## START Document section
The % Committed Bytes in Use
counter, which also appears under the Memory category, provides the ratio of
commit charge to commit limit. If this value is very high (say, more than 90
percent) you may begin to see commit failures. This is a clear indication that
the system is under memory pressure.
Under the Process category, the
Private Bytes counter indicates the amount of memory being used that can't be
shared with other processes. You should monitor this if you want to see how
much memory your process uses. If you are experiencing a memory leak, the
private bytes will grow over time. This counter also gives a good indication of
how your application impacts the entire system—using a lot of private bytes has
a big impact on the machine since the memory cannot be shared with other
processes. This is vital in some scenarios, such as terminal service, where you
need to maximize the memory shared across user sessions.
Verifying an OOM Exception in a
Managed Process
Performance counters can give you a
clear indication of whether you are dealing with a memory issue. In most of the
cases, though, a memory issue is detected only when you get an Out Of Memory
exception in your application. So you need to find out if you are in fact
dealing with an OOM exception that is caused by managed code.
After you've loaded SOS.dll, type
the following command in the debugger:
!pe
This is the short form for
!PrintException. Without an argument, it will print the last managed exception
on the thread (if there is one). An example of a managed OOM exception is shown
in Figure 1.
Figure 1 OutOfMemoryException for WinDbg
0:010>!pe
Exception object: 39594518
Exception type:
System.OutOfMemoryException
Message: <none>
InnerException: <none>
StackTrace (generated):
SP IP Function
1A7BF848 789336E9 System.MulticastDelegate.CombineImpl(
System.Delegate)
## END Document section
## START Dataset content
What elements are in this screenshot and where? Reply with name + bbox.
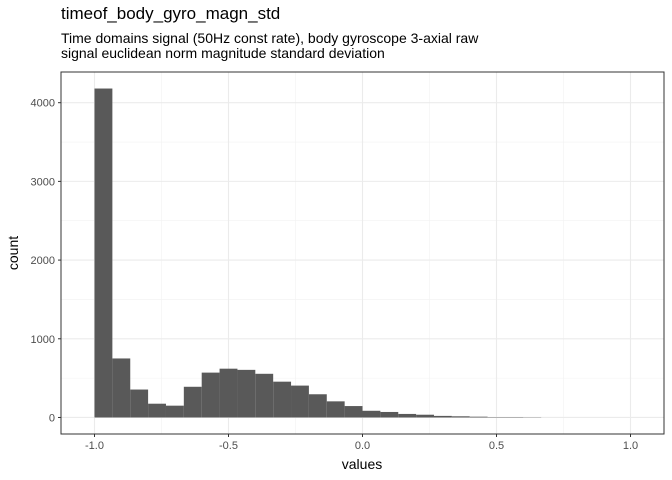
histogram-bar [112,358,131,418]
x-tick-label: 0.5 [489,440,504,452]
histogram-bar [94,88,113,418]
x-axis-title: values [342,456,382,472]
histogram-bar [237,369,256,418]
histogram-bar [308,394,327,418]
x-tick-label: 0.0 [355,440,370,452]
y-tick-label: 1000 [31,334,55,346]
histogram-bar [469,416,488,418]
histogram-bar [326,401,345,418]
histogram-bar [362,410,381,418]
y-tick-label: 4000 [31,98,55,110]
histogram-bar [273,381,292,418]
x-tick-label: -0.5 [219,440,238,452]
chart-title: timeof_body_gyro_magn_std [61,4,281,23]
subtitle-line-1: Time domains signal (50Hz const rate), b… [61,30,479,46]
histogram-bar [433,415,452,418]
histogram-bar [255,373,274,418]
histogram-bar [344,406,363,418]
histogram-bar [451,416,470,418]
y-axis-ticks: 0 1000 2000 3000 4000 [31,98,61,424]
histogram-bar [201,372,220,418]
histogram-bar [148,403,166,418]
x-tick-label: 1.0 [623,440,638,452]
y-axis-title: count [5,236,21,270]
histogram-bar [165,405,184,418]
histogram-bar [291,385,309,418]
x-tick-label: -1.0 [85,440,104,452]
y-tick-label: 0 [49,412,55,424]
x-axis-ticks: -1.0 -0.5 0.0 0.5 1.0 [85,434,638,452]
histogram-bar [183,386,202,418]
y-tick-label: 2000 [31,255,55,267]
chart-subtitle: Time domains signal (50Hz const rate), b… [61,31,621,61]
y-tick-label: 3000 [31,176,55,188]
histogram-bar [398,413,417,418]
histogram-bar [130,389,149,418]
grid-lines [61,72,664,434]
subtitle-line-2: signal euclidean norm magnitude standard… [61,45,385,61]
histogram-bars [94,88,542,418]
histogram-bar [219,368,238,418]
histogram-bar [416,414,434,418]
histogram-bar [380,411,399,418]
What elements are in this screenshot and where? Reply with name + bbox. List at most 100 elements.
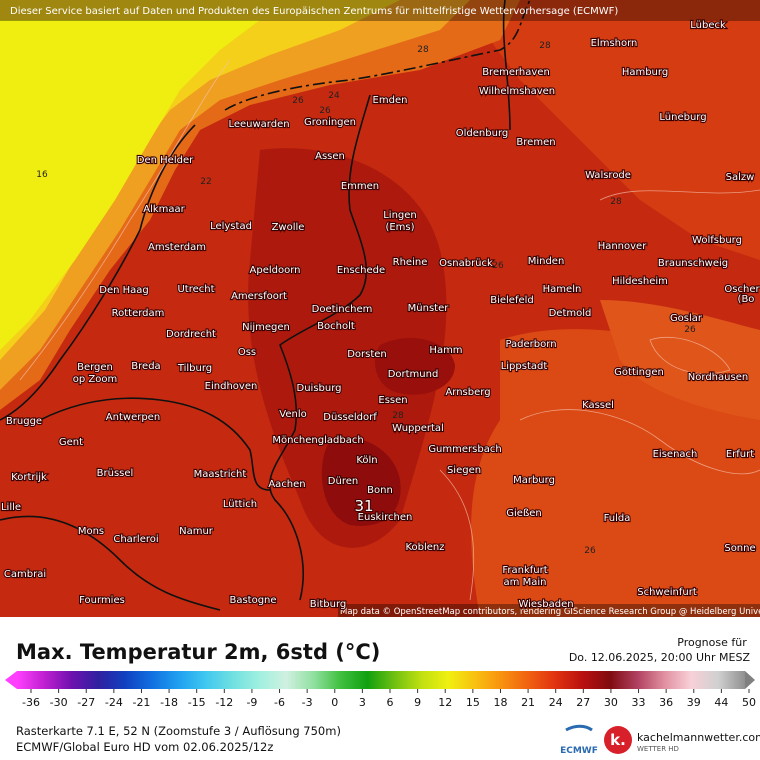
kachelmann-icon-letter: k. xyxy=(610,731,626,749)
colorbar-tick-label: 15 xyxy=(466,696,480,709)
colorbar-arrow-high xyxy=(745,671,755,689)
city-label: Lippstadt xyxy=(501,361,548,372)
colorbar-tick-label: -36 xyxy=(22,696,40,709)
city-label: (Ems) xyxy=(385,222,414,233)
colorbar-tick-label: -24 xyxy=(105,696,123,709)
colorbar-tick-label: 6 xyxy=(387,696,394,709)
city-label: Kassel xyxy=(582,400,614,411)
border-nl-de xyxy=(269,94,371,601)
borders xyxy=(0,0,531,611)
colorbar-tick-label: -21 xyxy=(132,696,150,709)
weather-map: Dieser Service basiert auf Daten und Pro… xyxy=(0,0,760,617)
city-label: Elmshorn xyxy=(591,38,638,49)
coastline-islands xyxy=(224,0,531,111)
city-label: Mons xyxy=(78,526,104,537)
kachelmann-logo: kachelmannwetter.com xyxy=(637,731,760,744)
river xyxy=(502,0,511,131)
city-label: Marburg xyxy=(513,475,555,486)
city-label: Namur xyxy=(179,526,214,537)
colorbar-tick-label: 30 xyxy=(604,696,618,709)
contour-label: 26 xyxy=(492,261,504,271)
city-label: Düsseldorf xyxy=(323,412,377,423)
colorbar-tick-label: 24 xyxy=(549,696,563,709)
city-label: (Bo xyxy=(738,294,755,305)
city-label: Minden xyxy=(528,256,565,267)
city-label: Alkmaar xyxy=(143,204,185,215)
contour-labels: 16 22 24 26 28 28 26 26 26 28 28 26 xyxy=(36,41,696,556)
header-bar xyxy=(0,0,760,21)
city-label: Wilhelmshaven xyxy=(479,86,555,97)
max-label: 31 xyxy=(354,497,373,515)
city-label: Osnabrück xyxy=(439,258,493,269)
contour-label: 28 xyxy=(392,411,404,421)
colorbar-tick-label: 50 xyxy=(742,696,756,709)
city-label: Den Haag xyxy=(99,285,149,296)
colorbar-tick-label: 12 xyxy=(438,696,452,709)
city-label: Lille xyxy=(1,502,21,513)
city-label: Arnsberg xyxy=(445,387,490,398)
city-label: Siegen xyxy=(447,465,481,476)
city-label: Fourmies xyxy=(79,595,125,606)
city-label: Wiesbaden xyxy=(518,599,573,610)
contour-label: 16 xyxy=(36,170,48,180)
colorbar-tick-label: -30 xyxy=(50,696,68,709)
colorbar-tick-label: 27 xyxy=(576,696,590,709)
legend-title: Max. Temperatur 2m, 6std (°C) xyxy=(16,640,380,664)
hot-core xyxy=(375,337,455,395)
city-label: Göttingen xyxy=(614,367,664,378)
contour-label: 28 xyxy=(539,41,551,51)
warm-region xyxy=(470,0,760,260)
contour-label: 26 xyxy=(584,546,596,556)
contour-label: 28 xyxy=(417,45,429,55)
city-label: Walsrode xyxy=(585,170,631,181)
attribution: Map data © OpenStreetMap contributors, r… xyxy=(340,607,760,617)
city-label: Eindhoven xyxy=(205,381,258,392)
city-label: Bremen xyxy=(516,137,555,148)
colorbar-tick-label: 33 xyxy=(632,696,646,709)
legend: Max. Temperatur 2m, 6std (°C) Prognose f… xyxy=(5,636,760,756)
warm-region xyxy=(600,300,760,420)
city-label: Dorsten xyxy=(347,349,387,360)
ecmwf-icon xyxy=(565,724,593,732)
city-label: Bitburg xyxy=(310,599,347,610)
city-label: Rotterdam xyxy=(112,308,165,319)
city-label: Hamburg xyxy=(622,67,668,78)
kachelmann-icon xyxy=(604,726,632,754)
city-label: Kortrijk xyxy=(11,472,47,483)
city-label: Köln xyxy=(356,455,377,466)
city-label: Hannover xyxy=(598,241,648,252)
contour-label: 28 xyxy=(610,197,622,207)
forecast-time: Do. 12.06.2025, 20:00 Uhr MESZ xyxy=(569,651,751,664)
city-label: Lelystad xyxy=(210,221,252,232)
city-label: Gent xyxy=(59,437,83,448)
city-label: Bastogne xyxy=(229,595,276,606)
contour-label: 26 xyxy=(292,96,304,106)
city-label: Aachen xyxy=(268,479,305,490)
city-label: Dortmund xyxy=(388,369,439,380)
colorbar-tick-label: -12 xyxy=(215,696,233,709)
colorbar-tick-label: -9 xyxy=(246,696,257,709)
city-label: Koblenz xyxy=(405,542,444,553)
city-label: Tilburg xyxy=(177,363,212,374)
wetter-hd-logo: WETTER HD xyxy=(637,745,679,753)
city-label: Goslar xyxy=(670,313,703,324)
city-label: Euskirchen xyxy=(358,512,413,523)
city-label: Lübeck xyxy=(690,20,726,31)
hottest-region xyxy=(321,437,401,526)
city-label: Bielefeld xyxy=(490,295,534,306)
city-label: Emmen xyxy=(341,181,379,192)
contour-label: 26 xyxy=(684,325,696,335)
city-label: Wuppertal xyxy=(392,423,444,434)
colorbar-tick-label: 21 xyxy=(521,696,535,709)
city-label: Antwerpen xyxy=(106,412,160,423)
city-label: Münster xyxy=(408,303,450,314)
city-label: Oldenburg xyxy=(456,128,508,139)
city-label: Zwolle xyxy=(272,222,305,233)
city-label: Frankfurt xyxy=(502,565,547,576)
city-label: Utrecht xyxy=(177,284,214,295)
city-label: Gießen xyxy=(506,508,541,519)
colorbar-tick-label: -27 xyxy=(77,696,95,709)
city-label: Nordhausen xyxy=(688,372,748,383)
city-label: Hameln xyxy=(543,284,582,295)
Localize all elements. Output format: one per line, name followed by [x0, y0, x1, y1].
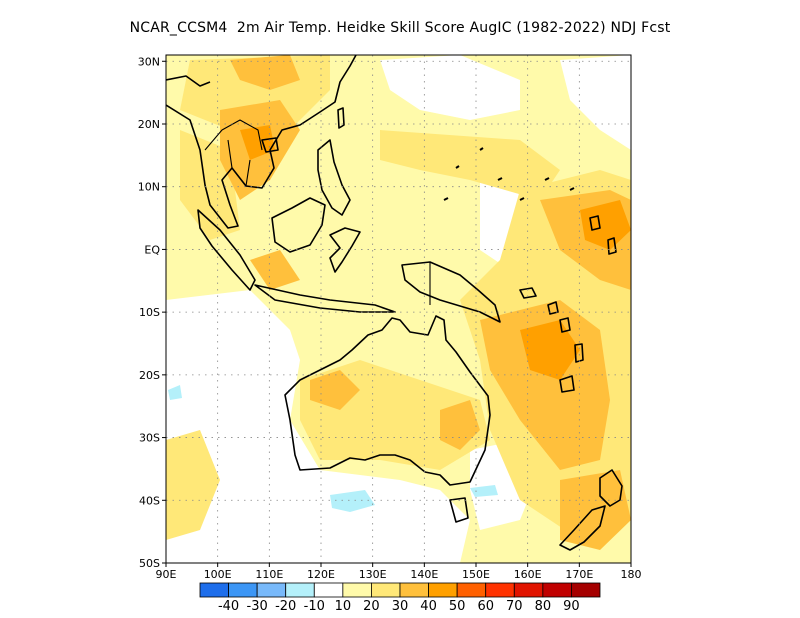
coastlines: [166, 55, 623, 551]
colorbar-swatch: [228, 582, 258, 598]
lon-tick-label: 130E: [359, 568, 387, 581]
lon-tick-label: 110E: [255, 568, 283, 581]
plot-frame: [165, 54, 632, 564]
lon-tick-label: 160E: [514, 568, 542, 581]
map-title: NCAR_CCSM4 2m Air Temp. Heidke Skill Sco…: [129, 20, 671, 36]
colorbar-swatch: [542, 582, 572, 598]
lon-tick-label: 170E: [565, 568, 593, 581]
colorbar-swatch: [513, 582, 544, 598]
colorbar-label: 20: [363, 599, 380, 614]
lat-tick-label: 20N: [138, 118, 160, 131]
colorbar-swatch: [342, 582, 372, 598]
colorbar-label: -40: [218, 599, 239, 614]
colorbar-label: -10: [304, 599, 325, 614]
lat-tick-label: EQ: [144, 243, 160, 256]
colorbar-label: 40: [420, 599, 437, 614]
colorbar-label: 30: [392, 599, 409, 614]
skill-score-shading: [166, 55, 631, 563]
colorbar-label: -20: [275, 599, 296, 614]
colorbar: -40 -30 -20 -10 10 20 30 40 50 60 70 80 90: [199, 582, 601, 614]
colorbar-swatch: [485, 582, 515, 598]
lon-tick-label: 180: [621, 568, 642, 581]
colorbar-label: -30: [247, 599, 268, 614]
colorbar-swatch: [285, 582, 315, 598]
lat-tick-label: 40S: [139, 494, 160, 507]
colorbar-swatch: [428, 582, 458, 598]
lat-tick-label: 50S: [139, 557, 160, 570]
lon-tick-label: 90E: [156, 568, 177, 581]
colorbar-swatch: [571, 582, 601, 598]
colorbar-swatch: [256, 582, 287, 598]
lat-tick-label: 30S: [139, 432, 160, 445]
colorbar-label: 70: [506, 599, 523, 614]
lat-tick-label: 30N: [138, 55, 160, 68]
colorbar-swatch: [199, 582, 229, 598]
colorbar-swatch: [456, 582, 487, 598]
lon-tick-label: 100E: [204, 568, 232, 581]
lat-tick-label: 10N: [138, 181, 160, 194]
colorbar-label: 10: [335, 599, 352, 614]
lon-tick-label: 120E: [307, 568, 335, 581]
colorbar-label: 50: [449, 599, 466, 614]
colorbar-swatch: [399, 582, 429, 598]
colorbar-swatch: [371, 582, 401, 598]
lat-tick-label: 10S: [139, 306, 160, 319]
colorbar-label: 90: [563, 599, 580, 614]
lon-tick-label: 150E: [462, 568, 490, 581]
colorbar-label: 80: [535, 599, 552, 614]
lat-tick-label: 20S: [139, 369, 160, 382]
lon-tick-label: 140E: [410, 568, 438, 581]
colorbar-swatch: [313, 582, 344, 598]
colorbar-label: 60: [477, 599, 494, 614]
## END Dataset content
Goals =>
1 > Name the labels in the Figure 1 exception output of the memory-debugging text that are followed by a colon.
2 > Please carry the memory-debugging text on from the point where it stops.
The rows play no role in this work.

Final results =>
1 > Exception object, Exception type, Message, InnerException, StackTrace (generated)

2 >
1A7BF87C 78930AC4 System.Delegate.Combine(System.Delegate,
System.Delegate)
... [omitted]
1A7BFA9C 789B92A3 System.Threading._IOCompletionCallback.
PerformIOCompletionCallback(UInt32, UInt32,
System.Threading.NativeOverlapped*)
StackTraceString: <none>
HResult: 8007000e
If there is no managed exception on
the current thread, you'll have to find out which thread the OOM is coming
from. To find out, type the following into the debugger:
~*kb
Here, kb is short for Display Stack
Backtrace. It lists all the threads with their call stacks (see Figure 2).
In the output, look for the thread with the stack that has exception calls. The
easiest way is to look for mscorwks::RaiseTheException.
Figure 2 Output of Display Stack Backtrace
28adf5e4 7c822124 77e6baa8 000000c0
00000000 ntdll!KiFastSystemCallRet
28adf5e8 77e6baa8 000000c0 00000000
00000000
ntdll!NtWaitForSingleObjec t+0xc
28adf658 77e6ba12 000000c0 ffffffff
00000000
kernel32!WaitForSingleObjec tEx+0xac
28adf66c 791f2dde 000000c0 ffffffff
791f2d8e
kernel32!WaitForSingleObjec t+0x12
...
28adf704 7c82ee84 28adfa9c 28adfbb8
28adf7bc ntdll!ExecuteHandler2+0x26
28adf7ac 7c82eda4 28add000 28adf7bc
00010007 ntdll!ExecuteHandler+0x24
28adfa8c 77e55dea 28adfa9c 25796140
e0434f4d ntdll!RtlRaiseException+0x3d
28adfaec 7924511d e0434f4d 00000001 00000000
kernel32!RaiseException+0x53
28adfb44 7923918f 5b61f2b4 00000000
5b61f2b4
mscorwks!RaiseTheException+0xa0
...
The argument of the
RaiseTheException function in mscorwks is the managed exception object. You can
use !pe to dump it. In addition, !pe has a –nested option that will dump any
nested exceptions in addition to the top-level ones.
Another way to find the thread that
caused the OOM is to use the !threads command from SOS. The last column of the
table displayed will contain the most recently thrown managed exception for the
respective thread.
If you don't find an OOM exception
using these techniques, there are no managed OOMs and the exception you're
dealing with is being thrown by native code. In that case, you need to focus on
the native code that your application uses (and that discussion is outside the
scope of this column).
Determining What Caused an OOM
Exception
After you've verified that you are
dealing with an OOM case, you should check what caused the OOM. There are two
legitimate cases for managed OOMs—either the process is running out of virtual
memory or there is not enough physical memory available in order to commit.
The GC needs to allocate memory for
its segments. When the GC decides that it needs to allocate a new segment, it
calls VirtualAlloc to reserve space. If there isn't a contiguous free block
large enough for a segment, the call fails and the GC cannot accommodate the
new memory request.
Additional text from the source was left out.